Data excerpts
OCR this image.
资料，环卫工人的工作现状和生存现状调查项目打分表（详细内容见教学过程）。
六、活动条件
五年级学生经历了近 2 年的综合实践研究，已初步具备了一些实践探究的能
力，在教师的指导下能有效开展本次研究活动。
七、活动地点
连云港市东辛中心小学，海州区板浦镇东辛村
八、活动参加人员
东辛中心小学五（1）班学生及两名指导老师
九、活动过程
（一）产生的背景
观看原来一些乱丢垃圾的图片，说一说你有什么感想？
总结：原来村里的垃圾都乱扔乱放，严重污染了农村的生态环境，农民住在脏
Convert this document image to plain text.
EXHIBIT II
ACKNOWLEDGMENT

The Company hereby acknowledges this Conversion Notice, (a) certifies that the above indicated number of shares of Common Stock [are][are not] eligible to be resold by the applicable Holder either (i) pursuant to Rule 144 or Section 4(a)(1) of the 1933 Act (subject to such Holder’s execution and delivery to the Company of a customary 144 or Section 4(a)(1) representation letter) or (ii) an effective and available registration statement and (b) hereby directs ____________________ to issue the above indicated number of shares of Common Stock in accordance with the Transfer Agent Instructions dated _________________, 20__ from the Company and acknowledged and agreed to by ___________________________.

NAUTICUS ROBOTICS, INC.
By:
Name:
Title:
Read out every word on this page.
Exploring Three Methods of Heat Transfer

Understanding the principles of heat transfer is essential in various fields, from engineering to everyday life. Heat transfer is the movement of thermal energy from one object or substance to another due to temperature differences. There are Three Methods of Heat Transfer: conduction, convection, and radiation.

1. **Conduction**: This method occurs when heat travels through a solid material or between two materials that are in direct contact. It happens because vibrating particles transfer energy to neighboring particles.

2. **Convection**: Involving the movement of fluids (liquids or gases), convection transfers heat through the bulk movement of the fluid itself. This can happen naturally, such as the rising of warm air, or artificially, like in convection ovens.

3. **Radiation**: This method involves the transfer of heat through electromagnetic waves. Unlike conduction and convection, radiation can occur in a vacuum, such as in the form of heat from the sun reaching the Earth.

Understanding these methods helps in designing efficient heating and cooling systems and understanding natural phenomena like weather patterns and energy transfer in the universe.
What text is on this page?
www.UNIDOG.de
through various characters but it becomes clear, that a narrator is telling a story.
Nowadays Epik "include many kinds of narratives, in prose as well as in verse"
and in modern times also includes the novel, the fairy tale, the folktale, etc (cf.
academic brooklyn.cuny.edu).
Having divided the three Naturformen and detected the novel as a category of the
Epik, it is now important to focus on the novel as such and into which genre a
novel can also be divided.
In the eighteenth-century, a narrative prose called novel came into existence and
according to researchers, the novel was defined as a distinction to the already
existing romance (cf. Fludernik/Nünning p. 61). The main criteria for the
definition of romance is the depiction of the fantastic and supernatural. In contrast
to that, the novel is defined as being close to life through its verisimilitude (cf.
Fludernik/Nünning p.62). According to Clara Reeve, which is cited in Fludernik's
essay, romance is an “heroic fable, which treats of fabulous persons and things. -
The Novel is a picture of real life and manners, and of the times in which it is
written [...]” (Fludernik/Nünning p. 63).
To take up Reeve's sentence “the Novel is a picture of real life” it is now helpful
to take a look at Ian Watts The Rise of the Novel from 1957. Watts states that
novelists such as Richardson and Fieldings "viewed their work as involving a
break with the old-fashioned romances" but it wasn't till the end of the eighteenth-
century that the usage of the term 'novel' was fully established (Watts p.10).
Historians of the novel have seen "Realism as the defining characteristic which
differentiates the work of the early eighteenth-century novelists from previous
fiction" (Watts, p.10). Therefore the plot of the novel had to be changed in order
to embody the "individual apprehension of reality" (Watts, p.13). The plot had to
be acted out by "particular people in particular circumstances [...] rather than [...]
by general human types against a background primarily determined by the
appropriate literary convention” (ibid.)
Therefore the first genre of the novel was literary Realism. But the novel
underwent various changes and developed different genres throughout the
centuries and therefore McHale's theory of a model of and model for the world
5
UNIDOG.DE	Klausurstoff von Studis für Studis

▶ _Directions for this task_
Copy every line of the entries above in which "into" occurs.

▶ _Solved exercise_
Epik, it is now important to focus on the novel as such and into which genre a
In the eighteenth-century, a narrative prose called novel came into existence and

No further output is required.